** START Dataset records **

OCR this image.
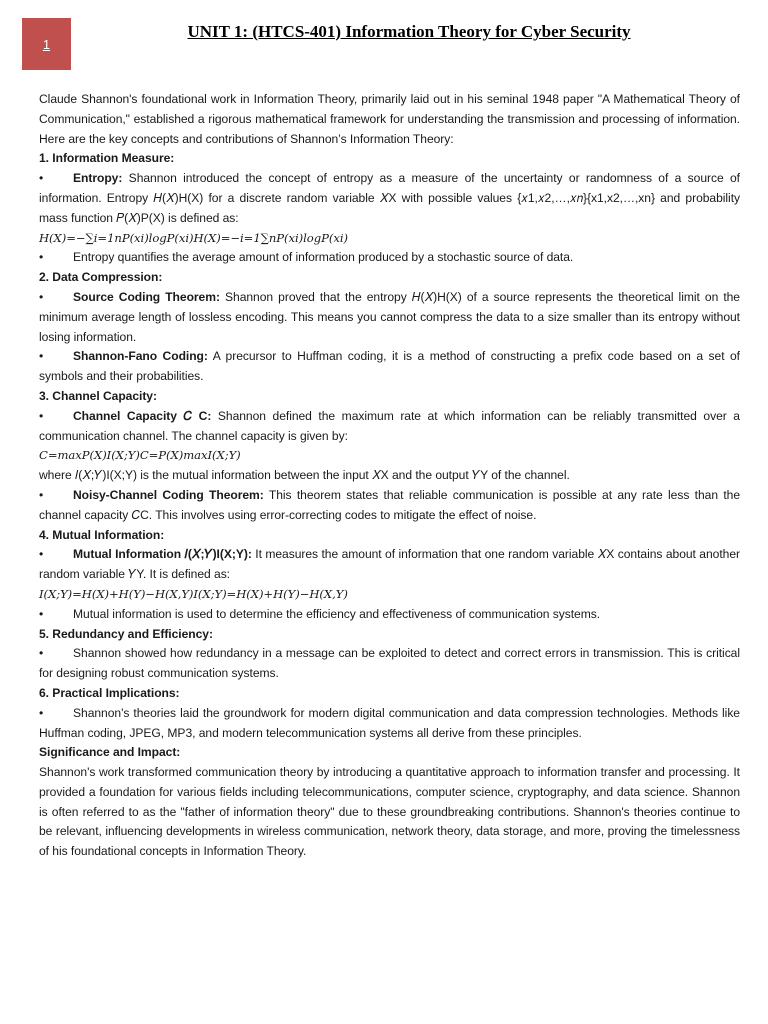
1
UNIT 1: (HTCS-401) Information Theory for Cyber Security

Claude Shannon's foundational work in Information Theory, primarily laid out in his seminal 1948 paper "A Mathematical Theory of Communication," established a rigorous mathematical framework for understanding the transmission and processing of information. Here are the key concepts and contributions of Shannon’s Information Theory:

1. Information Measure:

• Entropy: Shannon introduced the concept of entropy as a measure of the uncertainty or randomness of a source of information. Entropy 𝐻(𝑋)H(X) for a discrete random variable 𝑋X with possible values {𝑥1,𝑥2,…,𝑥𝑛}{x1,x2,…,xn} and probability mass function 𝑃(𝑋)P(X) is defined as:

𝐻(𝑋)=−∑𝑖=1𝑛𝑃(𝑥𝑖)log⁡𝑃(𝑥𝑖)H(X)=−i=1∑nP(xi)logP(xi)

• Entropy quantifies the average amount of information produced by a stochastic source of data.

2. Data Compression:

• Source Coding Theorem: Shannon proved that the entropy 𝐻(𝑋)H(X) of a source represents the theoretical limit on the minimum average length of lossless encoding. This means you cannot compress the data to a size smaller than its entropy without losing information.

• Shannon-Fano Coding: A precursor to Huffman coding, it is a method of constructing a prefix code based on a set of symbols and their probabilities.

3. Channel Capacity:

• Channel Capacity 𝐶 C: Shannon defined the maximum rate at which information can be reliably transmitted over a communication channel. The channel capacity is given by:

𝐶=max⁡𝑃(𝑋)𝐼(𝑋;𝑌)C=P(X)maxI(X;Y)

where 𝐼(𝑋;𝑌)I(X;Y) is the mutual information between the input 𝑋X and the output 𝑌Y of the channel.

• Noisy-Channel Coding Theorem: This theorem states that reliable communication is possible at any rate less than the channel capacity 𝐶C. This involves using error-correcting codes to mitigate the effect of noise.

4. Mutual Information:

• Mutual Information 𝐼(𝑋;𝑌)I(X;Y): It measures the amount of information that one random variable 𝑋X contains about another random variable 𝑌Y. It is defined as:

𝐼(𝑋;𝑌)=𝐻(𝑋)+𝐻(𝑌)−𝐻(𝑋,𝑌)I(X;Y)=H(X)+H(Y)−H(X,Y)

• Mutual information is used to determine the efficiency and effectiveness of communication systems.

5. Redundancy and Efficiency:

• Shannon showed how redundancy in a message can be exploited to detect and correct errors in transmission. This is critical for designing robust communication systems.

6. Practical Implications:

• Shannon's theories laid the groundwork for modern digital communication and data compression technologies. Methods like Huffman coding, JPEG, MP3, and modern telecommunication systems all derive from these principles.

Significance and Impact:

Shannon's work transformed communication theory by introducing a quantitative approach to information transfer and processing. It provided a foundation for various fields including telecommunications, computer science, cryptography, and data science. Shannon is often referred to as the "father of information theory" due to these groundbreaking contributions. Shannon's theories continue to be relevant, influencing developments in wireless communication, network theory, data storage, and more, proving the timelessness of his foundational concepts in Information Theory.
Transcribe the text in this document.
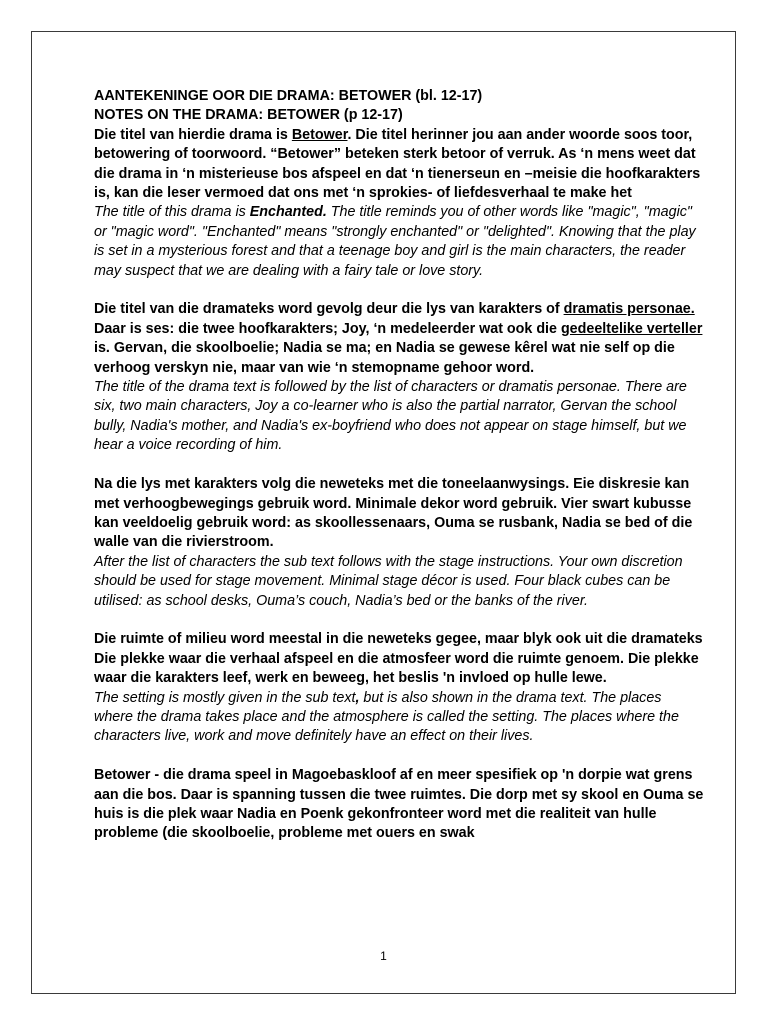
AANTEKENINGE OOR DIE DRAMA: BETOWER (bl. 12-17)

NOTES ON THE DRAMA: BETOWER (p 12-17)

Die titel van hierdie drama is Betower. Die titel herinner jou aan ander woorde soos toor, betowering of toorwoord. “Betower” beteken sterk betoor of verruk. As ‘n mens weet dat die drama in ‘n misterieuse bos afspeel en dat ‘n tienerseun en –meisie die hoofkarakters is, kan die leser vermoed dat ons met ‘n sprokies- of liefdesverhaal te make het

The title of this drama is Enchanted. The title reminds you of other words like "magic", "magic" or "magic word". "Enchanted" means "strongly enchanted" or "delighted". Knowing that the play is set in a mysterious forest and that a teenage boy and girl is the main characters, the reader may suspect that we are dealing with a fairy tale or love story.

Die titel van die dramateks word gevolg deur die lys van karakters of dramatis personae. Daar is ses: die twee hoofkarakters; Joy, ‘n medeleerder wat ook die gedeeltelike verteller is. Gervan, die skoolboelie; Nadia se ma; en Nadia se gewese kêrel wat nie self op die verhoog verskyn nie, maar van wie ‘n stemopname gehoor word.

The title of the drama text is followed by the list of characters or dramatis personae. There are six, two main characters, Joy a co-learner who is also the partial narrator, Gervan the school bully, Nadia's mother, and Nadia's ex-boyfriend who does not appear on stage himself, but we hear a voice recording of him.

Na die lys met karakters volg die neweteks met die toneelaanwysings. Eie diskresie kan met verhoogbewegings gebruik word. Minimale dekor word gebruik. Vier swart kubusse kan veeldoelig gebruik word: as skoollessenaars, Ouma se rusbank, Nadia se bed of die walle van die rivierstroom.

After the list of characters the sub text follows with the stage instructions. Your own discretion should be used for stage movement. Minimal stage décor is used. Four black cubes can be utilised: as school desks, Ouma’s couch, Nadia’s bed or the banks of the river.

Die ruimte of milieu word meestal in die neweteks gegee, maar blyk ook uit die dramateks Die plekke waar die verhaal afspeel en die atmosfeer word die ruimte genoem. Die plekke waar die karakters leef, werk en beweeg, het beslis 'n invloed op hulle lewe.

The setting is mostly given in the sub text, but is also shown in the drama text. The places where the drama takes place and the atmosphere is called the setting. The places where the characters live, work and move definitely have an effect on their lives.

Betower - die drama speel in Magoebaskloof af en meer spesifiek op 'n dorpie wat grens aan die bos. Daar is spanning tussen die twee ruimtes. Die dorp met sy skool en Ouma se huis is die plek waar Nadia en Poenk gekonfronteer word met die realiteit van hulle probleme (die skoolboelie, probleme met ouers en swak

1
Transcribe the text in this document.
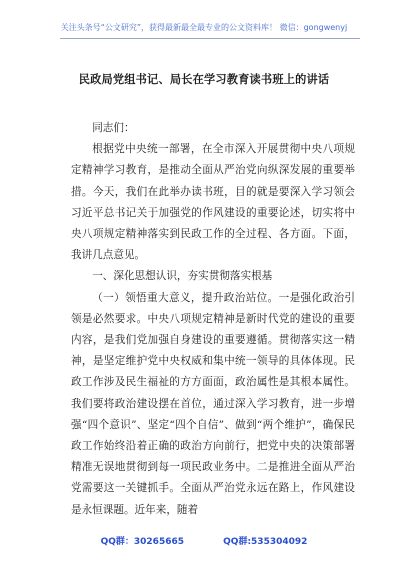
关注头条号“公文研究”，获得最新最全最专业的公文资料库！ 微信：gongwenyj
民政局党组书记、局长在学习教育读书班上的讲话

同志们：

根据党中央统一部署，在全市深入开展贯彻中央八项规定精神学习教育，是推动全面从严治党向纵深发展的重要举措。今天，我们在此举办读书班，目的就是要深入学习领会习近平总书记关于加强党的作风建设的重要论述，切实将中央八项规定精神落实到民政工作的全过程、各方面。下面，我讲几点意见。

一、深化思想认识，夯实贯彻落实根基

（一）领悟重大意义，提升政治站位。一是强化政治引领是必然要求。中央八项规定精神是新时代党的建设的重要内容，是我们党加强自身建设的重要遵循。贯彻落实这一精神，是坚定维护党中央权威和集中统一领导的具体体现。民政工作涉及民生福祉的方方面面，政治属性是其根本属性。我们要将政治建设摆在首位，通过深入学习教育，进一步增强“四个意识”、坚定“四个自信”、做到“两个维护”，确保民政工作始终沿着正确的政治方向前行，把党中央的决策部署精准无误地贯彻到每一项民政业务中。二是推进全面从严治党需要这一关键抓手。全面从严治党永远在路上，作风建设是永恒课题。近年来，随着

QQ群：30265665	QQ群:535304092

** END Dataset records **

▶ _Brief_
Find the lines that include the string "maar", then copy each of them.

▶ _Full answer_
Die titel van die dramateks word gevolg deur die lys van karakters of dramatis personae. Daar is ses: die twee hoofkarakters; Joy, ‘n medeleerder wat ook die gedeeltelike verteller is. Gervan, die skoolboelie; Nadia se ma; en Nadia se gewese kêrel wat nie self op die verhoog verskyn nie, maar van wie ‘n stemopname gehoor word.
Die ruimte of milieu word meestal in die neweteks gegee, maar blyk ook uit die dramateks Die plekke waar die verhaal afspeel en die atmosfeer word die ruimte genoem. Die plekke waar die karakters leef, werk en beweeg, het beslis 'n invloed op hulle lewe.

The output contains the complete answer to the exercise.